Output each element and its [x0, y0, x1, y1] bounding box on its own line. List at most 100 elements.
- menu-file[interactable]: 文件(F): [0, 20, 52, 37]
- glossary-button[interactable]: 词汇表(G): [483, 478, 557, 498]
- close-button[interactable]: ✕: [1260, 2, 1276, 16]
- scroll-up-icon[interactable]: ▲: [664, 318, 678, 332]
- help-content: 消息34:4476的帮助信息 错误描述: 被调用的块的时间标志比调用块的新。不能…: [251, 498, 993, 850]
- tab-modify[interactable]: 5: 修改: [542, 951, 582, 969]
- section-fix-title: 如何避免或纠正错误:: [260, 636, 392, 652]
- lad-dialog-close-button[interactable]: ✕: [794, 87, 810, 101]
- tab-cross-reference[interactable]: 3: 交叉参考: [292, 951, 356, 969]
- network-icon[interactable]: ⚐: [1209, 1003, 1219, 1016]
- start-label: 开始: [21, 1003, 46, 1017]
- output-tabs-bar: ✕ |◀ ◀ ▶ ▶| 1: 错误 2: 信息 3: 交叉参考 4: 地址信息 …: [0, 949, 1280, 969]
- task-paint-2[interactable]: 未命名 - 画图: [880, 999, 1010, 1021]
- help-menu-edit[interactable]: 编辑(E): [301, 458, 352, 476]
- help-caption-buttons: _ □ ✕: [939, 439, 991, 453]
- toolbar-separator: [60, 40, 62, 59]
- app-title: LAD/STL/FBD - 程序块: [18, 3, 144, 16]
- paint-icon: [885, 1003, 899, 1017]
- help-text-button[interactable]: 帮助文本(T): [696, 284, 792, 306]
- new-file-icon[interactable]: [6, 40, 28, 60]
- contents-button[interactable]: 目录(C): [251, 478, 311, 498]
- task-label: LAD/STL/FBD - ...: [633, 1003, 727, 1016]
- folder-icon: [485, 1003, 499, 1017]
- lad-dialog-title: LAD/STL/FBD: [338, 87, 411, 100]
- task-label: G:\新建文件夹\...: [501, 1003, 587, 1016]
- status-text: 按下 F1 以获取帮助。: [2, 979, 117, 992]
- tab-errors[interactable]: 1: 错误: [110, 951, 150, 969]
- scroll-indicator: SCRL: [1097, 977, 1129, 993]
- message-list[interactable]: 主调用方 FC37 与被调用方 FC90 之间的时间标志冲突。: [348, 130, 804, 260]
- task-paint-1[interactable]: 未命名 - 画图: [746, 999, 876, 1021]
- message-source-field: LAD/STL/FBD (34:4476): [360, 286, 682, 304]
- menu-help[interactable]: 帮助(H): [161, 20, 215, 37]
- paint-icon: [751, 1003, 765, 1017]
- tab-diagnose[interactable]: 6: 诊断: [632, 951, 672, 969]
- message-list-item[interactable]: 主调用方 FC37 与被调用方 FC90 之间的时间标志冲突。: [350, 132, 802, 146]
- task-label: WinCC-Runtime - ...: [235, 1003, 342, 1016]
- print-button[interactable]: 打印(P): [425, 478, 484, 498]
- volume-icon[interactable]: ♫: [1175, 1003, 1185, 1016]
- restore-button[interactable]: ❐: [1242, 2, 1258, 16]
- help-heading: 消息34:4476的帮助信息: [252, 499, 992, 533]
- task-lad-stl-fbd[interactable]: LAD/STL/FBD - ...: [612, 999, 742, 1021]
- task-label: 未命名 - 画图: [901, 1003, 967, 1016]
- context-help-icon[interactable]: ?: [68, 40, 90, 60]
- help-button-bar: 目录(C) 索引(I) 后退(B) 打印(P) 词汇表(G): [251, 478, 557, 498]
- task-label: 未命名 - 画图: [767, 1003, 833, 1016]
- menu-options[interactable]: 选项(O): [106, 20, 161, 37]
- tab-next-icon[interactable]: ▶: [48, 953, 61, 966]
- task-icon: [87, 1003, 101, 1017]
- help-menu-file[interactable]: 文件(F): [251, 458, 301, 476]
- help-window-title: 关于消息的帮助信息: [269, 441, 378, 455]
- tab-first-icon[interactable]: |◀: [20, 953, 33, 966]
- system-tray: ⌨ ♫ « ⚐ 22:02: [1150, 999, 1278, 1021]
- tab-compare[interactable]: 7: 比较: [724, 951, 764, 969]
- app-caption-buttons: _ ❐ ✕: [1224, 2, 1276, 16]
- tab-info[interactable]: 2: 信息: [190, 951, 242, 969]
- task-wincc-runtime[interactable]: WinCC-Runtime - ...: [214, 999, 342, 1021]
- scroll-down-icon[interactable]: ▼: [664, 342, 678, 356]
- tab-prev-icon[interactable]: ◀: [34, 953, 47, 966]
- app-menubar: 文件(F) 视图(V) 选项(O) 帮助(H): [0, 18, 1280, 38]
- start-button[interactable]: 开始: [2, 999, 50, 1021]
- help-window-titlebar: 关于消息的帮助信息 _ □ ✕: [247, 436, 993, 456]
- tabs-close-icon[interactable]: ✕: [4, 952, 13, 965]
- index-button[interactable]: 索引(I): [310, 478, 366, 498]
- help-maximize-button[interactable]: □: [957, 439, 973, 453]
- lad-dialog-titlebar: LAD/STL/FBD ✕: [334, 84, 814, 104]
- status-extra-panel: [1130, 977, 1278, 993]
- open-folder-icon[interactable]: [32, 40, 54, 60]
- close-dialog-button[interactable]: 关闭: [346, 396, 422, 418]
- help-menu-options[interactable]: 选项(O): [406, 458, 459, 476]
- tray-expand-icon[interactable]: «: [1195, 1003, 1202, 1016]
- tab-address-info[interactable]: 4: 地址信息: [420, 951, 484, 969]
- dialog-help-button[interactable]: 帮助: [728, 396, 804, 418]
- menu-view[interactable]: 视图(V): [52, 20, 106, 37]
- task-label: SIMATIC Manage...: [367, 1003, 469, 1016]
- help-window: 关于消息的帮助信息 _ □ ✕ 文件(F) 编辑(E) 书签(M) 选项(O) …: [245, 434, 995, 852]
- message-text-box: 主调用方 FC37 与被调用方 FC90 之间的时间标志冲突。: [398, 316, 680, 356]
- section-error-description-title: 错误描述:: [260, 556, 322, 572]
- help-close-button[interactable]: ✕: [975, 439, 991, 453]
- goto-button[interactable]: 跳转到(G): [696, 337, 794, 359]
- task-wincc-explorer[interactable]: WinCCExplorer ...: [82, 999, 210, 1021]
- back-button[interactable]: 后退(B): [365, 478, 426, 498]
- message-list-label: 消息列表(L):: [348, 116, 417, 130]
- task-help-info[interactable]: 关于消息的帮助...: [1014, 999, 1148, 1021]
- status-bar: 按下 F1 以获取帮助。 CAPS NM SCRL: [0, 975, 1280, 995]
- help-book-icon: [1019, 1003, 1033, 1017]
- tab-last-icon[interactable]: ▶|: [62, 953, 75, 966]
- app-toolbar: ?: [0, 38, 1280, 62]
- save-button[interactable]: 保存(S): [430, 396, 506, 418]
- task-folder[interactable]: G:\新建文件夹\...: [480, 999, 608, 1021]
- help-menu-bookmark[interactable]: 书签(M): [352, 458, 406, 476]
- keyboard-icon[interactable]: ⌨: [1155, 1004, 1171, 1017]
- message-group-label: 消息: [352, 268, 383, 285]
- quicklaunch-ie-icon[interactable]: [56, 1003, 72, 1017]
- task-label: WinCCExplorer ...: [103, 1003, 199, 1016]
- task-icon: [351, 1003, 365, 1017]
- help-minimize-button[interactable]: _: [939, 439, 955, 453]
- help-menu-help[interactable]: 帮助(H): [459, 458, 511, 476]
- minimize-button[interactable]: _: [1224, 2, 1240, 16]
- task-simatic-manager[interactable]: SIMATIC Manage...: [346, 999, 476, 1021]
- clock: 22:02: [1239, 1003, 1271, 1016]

----

WHAT IS BEING ASKED:
Rename "paint-icon" to "paint-app-icon" wherever it occurs in the lines above, and reproduce all the lines with nothing else changed.

ANSWER TO THE TASK:
Output each element and its [x0, y0, x1, y1] bounding box on its own line. List at most 100 elements.
- menu-file[interactable]: 文件(F): [0, 20, 52, 37]
- glossary-button[interactable]: 词汇表(G): [483, 478, 557, 498]
- close-button[interactable]: ✕: [1260, 2, 1276, 16]
- scroll-up-icon[interactable]: ▲: [664, 318, 678, 332]
- help-content: 消息34:4476的帮助信息 错误描述: 被调用的块的时间标志比调用块的新。不能…: [251, 498, 993, 850]
- tab-modify[interactable]: 5: 修改: [542, 951, 582, 969]
- section-fix-title: 如何避免或纠正错误:: [260, 636, 392, 652]
- lad-dialog-close-button[interactable]: ✕: [794, 87, 810, 101]
- tab-cross-reference[interactable]: 3: 交叉参考: [292, 951, 356, 969]
- network-icon[interactable]: ⚐: [1209, 1003, 1219, 1016]
- start-label: 开始: [21, 1003, 46, 1017]
- output-tabs-bar: ✕ |◀ ◀ ▶ ▶| 1: 错误 2: 信息 3: 交叉参考 4: 地址信息 …: [0, 949, 1280, 969]
- task-paint-2[interactable]: 未命名 - 画图: [880, 999, 1010, 1021]
- help-menu-edit[interactable]: 编辑(E): [301, 458, 352, 476]
- help-caption-buttons: _ □ ✕: [939, 439, 991, 453]
- toolbar-separator: [60, 40, 62, 59]
- app-title: LAD/STL/FBD - 程序块: [18, 3, 144, 16]
- paint-app-icon: [885, 1003, 899, 1017]
- help-text-button[interactable]: 帮助文本(T): [696, 284, 792, 306]
- new-file-icon[interactable]: [6, 40, 28, 60]
- contents-button[interactable]: 目录(C): [251, 478, 311, 498]
- task-label: LAD/STL/FBD - ...: [633, 1003, 727, 1016]
- folder-icon: [485, 1003, 499, 1017]
- lad-dialog-title: LAD/STL/FBD: [338, 87, 411, 100]
- task-label: G:\新建文件夹\...: [501, 1003, 587, 1016]
- status-text: 按下 F1 以获取帮助。: [2, 979, 117, 992]
- tab-errors[interactable]: 1: 错误: [110, 951, 150, 969]
- scroll-indicator: SCRL: [1097, 977, 1129, 993]
- message-list[interactable]: 主调用方 FC37 与被调用方 FC90 之间的时间标志冲突。: [348, 130, 804, 260]
- task-paint-1[interactable]: 未命名 - 画图: [746, 999, 876, 1021]
- message-source-field: LAD/STL/FBD (34:4476): [360, 286, 682, 304]
- menu-help[interactable]: 帮助(H): [161, 20, 215, 37]
- paint-app-icon: [751, 1003, 765, 1017]
- tab-diagnose[interactable]: 6: 诊断: [632, 951, 672, 969]
- message-list-item[interactable]: 主调用方 FC37 与被调用方 FC90 之间的时间标志冲突。: [350, 132, 802, 146]
- task-label: WinCC-Runtime - ...: [235, 1003, 342, 1016]
- print-button[interactable]: 打印(P): [425, 478, 484, 498]
- volume-icon[interactable]: ♫: [1175, 1003, 1185, 1016]
- restore-button[interactable]: ❐: [1242, 2, 1258, 16]
- help-heading: 消息34:4476的帮助信息: [252, 499, 992, 533]
- task-lad-stl-fbd[interactable]: LAD/STL/FBD - ...: [612, 999, 742, 1021]
- task-label: 未命名 - 画图: [901, 1003, 967, 1016]
- context-help-icon[interactable]: ?: [68, 40, 90, 60]
- help-button-bar: 目录(C) 索引(I) 后退(B) 打印(P) 词汇表(G): [251, 478, 557, 498]
- task-label: 未命名 - 画图: [767, 1003, 833, 1016]
- menu-options[interactable]: 选项(O): [106, 20, 161, 37]
- tab-next-icon[interactable]: ▶: [48, 953, 61, 966]
- task-icon: [87, 1003, 101, 1017]
- help-menu-file[interactable]: 文件(F): [251, 458, 301, 476]
- help-window-title: 关于消息的帮助信息: [269, 441, 378, 455]
- tab-first-icon[interactable]: |◀: [20, 953, 33, 966]
- system-tray: ⌨ ♫ « ⚐ 22:02: [1150, 999, 1278, 1021]
- tab-compare[interactable]: 7: 比较: [724, 951, 764, 969]
- app-caption-buttons: _ ❐ ✕: [1224, 2, 1276, 16]
- tab-info[interactable]: 2: 信息: [190, 951, 242, 969]
- task-wincc-runtime[interactable]: WinCC-Runtime - ...: [214, 999, 342, 1021]
- scroll-down-icon[interactable]: ▼: [664, 342, 678, 356]
- tab-prev-icon[interactable]: ◀: [34, 953, 47, 966]
- app-menubar: 文件(F) 视图(V) 选项(O) 帮助(H): [0, 18, 1280, 38]
- start-button[interactable]: 开始: [2, 999, 50, 1021]
- help-window-titlebar: 关于消息的帮助信息 _ □ ✕: [247, 436, 993, 456]
- tabs-close-icon[interactable]: ✕: [4, 952, 13, 965]
- index-button[interactable]: 索引(I): [310, 478, 366, 498]
- help-maximize-button[interactable]: □: [957, 439, 973, 453]
- lad-dialog-titlebar: LAD/STL/FBD ✕: [334, 84, 814, 104]
- status-extra-panel: [1130, 977, 1278, 993]
- open-folder-icon[interactable]: [32, 40, 54, 60]
- close-dialog-button[interactable]: 关闭: [346, 396, 422, 418]
- help-menu-options[interactable]: 选项(O): [406, 458, 459, 476]
- tray-expand-icon[interactable]: «: [1195, 1003, 1202, 1016]
- tab-address-info[interactable]: 4: 地址信息: [420, 951, 484, 969]
- dialog-help-button[interactable]: 帮助: [728, 396, 804, 418]
- menu-view[interactable]: 视图(V): [52, 20, 106, 37]
- task-label: SIMATIC Manage...: [367, 1003, 469, 1016]
- help-window: 关于消息的帮助信息 _ □ ✕ 文件(F) 编辑(E) 书签(M) 选项(O) …: [245, 434, 995, 852]
- message-text-box: 主调用方 FC37 与被调用方 FC90 之间的时间标志冲突。: [398, 316, 680, 356]
- section-error-description-title: 错误描述:: [260, 556, 322, 572]
- help-close-button[interactable]: ✕: [975, 439, 991, 453]
- goto-button[interactable]: 跳转到(G): [696, 337, 794, 359]
- task-wincc-explorer[interactable]: WinCCExplorer ...: [82, 999, 210, 1021]
- back-button[interactable]: 后退(B): [365, 478, 426, 498]
- message-list-label: 消息列表(L):: [348, 116, 417, 130]
- task-help-info[interactable]: 关于消息的帮助...: [1014, 999, 1148, 1021]
- status-bar: 按下 F1 以获取帮助。 CAPS NM SCRL: [0, 975, 1280, 995]
- help-book-icon: [1019, 1003, 1033, 1017]
- tab-last-icon[interactable]: ▶|: [62, 953, 75, 966]
- app-toolbar: ?: [0, 38, 1280, 62]
- save-button[interactable]: 保存(S): [430, 396, 506, 418]
- task-folder[interactable]: G:\新建文件夹\...: [480, 999, 608, 1021]
- help-menu-bookmark[interactable]: 书签(M): [352, 458, 406, 476]
- keyboard-icon[interactable]: ⌨: [1155, 1004, 1171, 1017]
- message-group-label: 消息: [352, 268, 383, 285]
- quicklaunch-ie-icon[interactable]: [56, 1003, 72, 1017]
- task-label: WinCCExplorer ...: [103, 1003, 199, 1016]
- task-icon: [351, 1003, 365, 1017]
- help-minimize-button[interactable]: _: [939, 439, 955, 453]
- help-menu-help[interactable]: 帮助(H): [459, 458, 511, 476]
- minimize-button[interactable]: _: [1224, 2, 1240, 16]
- task-simatic-manager[interactable]: SIMATIC Manage...: [346, 999, 476, 1021]
- clock: 22:02: [1239, 1003, 1271, 1016]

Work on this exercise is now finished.